> **ENTRIES PROVIDED**
^^^^^^^^
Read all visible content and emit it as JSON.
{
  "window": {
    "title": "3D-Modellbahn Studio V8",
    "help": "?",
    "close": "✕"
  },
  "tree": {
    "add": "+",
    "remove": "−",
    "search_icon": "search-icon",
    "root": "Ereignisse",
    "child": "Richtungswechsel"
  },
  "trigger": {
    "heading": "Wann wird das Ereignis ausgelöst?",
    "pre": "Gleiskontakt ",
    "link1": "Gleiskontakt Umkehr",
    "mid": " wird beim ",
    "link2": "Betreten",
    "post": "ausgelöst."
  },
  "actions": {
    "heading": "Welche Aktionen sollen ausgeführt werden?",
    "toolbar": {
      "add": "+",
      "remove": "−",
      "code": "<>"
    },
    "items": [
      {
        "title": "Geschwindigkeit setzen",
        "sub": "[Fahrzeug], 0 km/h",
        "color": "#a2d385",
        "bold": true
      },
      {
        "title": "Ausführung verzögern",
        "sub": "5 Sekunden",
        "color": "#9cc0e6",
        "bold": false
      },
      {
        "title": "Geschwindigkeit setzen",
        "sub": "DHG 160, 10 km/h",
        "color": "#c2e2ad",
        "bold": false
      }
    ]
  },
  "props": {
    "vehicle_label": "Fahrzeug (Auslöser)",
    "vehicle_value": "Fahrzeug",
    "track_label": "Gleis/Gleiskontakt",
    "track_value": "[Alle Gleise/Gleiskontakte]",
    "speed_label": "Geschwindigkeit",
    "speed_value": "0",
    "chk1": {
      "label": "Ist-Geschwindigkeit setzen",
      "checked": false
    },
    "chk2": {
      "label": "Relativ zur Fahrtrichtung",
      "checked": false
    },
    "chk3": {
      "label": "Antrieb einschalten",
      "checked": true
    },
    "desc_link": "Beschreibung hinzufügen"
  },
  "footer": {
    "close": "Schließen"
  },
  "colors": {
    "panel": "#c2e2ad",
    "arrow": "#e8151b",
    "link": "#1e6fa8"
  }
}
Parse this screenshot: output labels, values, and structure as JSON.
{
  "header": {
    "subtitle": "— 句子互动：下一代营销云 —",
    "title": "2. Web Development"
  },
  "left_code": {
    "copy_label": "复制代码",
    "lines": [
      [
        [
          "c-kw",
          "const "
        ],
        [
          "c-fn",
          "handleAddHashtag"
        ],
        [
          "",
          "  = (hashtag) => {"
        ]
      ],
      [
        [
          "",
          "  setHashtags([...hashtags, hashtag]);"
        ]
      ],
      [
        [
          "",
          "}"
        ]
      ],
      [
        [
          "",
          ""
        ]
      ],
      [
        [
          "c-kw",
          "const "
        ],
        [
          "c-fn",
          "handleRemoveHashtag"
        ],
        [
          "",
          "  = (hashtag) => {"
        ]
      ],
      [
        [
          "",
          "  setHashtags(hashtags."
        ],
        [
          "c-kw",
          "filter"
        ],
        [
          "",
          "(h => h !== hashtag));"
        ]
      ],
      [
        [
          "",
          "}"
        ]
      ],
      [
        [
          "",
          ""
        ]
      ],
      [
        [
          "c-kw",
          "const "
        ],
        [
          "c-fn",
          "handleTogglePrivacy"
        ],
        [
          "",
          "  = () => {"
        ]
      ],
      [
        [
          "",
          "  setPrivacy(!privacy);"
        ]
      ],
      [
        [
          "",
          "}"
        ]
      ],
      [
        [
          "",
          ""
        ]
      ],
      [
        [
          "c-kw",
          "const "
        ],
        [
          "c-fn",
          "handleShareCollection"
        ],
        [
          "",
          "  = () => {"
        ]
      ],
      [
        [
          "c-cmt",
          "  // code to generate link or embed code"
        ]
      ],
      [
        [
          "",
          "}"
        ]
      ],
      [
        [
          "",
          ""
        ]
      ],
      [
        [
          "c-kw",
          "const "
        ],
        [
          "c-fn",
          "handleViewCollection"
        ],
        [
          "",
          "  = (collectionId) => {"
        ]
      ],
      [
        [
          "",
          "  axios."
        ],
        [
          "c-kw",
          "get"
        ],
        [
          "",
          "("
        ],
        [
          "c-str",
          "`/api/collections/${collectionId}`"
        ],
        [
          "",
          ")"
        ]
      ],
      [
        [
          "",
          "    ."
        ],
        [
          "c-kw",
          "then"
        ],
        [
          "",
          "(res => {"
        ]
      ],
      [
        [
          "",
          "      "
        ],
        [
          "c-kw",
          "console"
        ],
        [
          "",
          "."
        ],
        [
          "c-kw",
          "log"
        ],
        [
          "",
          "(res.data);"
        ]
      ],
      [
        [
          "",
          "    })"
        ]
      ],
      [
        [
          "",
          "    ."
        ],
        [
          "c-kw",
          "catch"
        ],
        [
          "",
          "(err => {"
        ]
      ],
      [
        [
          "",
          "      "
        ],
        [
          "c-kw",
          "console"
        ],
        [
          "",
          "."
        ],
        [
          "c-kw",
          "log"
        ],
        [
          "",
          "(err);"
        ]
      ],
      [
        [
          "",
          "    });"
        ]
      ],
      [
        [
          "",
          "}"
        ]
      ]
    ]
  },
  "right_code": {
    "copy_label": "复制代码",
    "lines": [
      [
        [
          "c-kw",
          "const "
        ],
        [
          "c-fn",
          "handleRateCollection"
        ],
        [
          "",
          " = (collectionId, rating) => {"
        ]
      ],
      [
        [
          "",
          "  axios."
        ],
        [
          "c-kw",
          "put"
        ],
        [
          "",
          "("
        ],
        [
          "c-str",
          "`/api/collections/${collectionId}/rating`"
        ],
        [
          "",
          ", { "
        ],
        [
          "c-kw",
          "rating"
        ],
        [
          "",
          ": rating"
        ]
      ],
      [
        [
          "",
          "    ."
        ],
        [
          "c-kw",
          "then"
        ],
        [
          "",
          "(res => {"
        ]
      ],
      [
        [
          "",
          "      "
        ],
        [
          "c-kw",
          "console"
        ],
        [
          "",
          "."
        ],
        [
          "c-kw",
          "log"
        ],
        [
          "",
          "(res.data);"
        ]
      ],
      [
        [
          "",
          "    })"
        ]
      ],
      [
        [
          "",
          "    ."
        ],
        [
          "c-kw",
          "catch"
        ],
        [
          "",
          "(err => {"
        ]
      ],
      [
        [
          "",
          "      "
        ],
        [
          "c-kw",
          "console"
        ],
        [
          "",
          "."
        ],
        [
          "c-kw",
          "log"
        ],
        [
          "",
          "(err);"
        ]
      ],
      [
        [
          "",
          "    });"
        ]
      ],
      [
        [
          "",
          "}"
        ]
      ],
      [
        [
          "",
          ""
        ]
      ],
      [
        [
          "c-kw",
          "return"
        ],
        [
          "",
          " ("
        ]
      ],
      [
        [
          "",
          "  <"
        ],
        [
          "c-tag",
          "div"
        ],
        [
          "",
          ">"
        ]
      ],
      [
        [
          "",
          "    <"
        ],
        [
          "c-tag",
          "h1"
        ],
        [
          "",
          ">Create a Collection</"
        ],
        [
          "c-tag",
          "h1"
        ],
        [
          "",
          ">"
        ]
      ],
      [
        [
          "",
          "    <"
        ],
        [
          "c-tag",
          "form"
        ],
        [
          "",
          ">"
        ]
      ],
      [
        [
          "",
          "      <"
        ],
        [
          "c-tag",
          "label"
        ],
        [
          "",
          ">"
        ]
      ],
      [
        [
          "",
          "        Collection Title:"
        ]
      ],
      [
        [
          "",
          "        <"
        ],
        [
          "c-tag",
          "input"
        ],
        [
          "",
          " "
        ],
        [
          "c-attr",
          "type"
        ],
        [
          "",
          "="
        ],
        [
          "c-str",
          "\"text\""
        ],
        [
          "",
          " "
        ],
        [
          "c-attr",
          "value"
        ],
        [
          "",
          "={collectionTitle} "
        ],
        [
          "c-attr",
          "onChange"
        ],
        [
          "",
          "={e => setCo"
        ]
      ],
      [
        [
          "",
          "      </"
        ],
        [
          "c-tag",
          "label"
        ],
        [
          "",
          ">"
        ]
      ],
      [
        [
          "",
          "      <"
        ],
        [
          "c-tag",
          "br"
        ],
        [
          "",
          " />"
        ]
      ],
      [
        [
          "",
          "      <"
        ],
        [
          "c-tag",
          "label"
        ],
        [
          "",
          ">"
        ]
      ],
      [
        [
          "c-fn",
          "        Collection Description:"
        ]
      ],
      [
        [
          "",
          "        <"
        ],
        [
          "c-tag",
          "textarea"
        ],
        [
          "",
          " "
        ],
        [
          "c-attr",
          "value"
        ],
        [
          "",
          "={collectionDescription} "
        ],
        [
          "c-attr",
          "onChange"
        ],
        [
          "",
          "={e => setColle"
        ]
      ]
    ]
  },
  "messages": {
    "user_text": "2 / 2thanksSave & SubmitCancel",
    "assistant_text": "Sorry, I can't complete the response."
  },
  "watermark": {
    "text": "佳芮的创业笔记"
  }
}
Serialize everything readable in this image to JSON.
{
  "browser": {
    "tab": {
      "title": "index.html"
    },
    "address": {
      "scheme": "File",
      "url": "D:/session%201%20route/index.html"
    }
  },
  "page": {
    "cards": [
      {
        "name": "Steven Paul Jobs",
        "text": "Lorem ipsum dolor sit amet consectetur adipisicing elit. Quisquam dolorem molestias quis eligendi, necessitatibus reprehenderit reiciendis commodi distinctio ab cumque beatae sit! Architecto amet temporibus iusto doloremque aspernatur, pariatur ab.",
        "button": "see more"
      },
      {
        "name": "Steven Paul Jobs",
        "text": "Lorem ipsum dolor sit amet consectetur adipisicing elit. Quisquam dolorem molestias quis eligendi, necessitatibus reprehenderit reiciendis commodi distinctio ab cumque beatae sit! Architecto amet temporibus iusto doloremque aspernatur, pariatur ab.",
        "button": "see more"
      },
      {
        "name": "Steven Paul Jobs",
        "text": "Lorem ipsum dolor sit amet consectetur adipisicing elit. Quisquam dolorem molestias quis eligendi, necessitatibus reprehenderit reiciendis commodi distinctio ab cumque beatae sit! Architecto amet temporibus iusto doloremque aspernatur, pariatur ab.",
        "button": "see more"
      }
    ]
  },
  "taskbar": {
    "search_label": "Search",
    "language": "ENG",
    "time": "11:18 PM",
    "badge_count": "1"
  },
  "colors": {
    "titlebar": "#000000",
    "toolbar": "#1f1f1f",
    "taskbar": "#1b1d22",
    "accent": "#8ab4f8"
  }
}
^^^^^^^^
> **PROBLEM REQUIREMENTS**
From the line holding "Serialize everything readable" through the last line above, reproduce each line exactly and add nothing.

> **THE ANSWER**
Serialize everything readable in this image to JSON.
{
  "browser": {
    "tab": {
      "title": "index.html"
    },
    "address": {
      "scheme": "File",
      "url": "D:/session%201%20route/index.html"
    }
  },
  "page": {
    "cards": [
      {
        "name": "Steven Paul Jobs",
        "text": "Lorem ipsum dolor sit amet consectetur adipisicing elit. Quisquam dolorem molestias quis eligendi, necessitatibus reprehenderit reiciendis commodi distinctio ab cumque beatae sit! Architecto amet temporibus iusto doloremque aspernatur, pariatur ab.",
        "button": "see more"
      },
      {
        "name": "Steven Paul Jobs",
        "text": "Lorem ipsum dolor sit amet consectetur adipisicing elit. Quisquam dolorem molestias quis eligendi, necessitatibus reprehenderit reiciendis commodi distinctio ab cumque beatae sit! Architecto amet temporibus iusto doloremque aspernatur, pariatur ab.",
        "button": "see more"
      },
      {
        "name": "Steven Paul Jobs",
        "text": "Lorem ipsum dolor sit amet consectetur adipisicing elit. Quisquam dolorem molestias quis eligendi, necessitatibus reprehenderit reiciendis commodi distinctio ab cumque beatae sit! Architecto amet temporibus iusto doloremque aspernatur, pariatur ab.",
        "button": "see more"
      }
    ]
  },
  "taskbar": {
    "search_label": "Search",
    "language": "ENG",
    "time": "11:18 PM",
    "badge_count": "1"
  },
  "colors": {
    "titlebar": "#000000",
    "toolbar": "#1f1f1f",
    "taskbar": "#1b1d22",
    "accent": "#8ab4f8"
  }
}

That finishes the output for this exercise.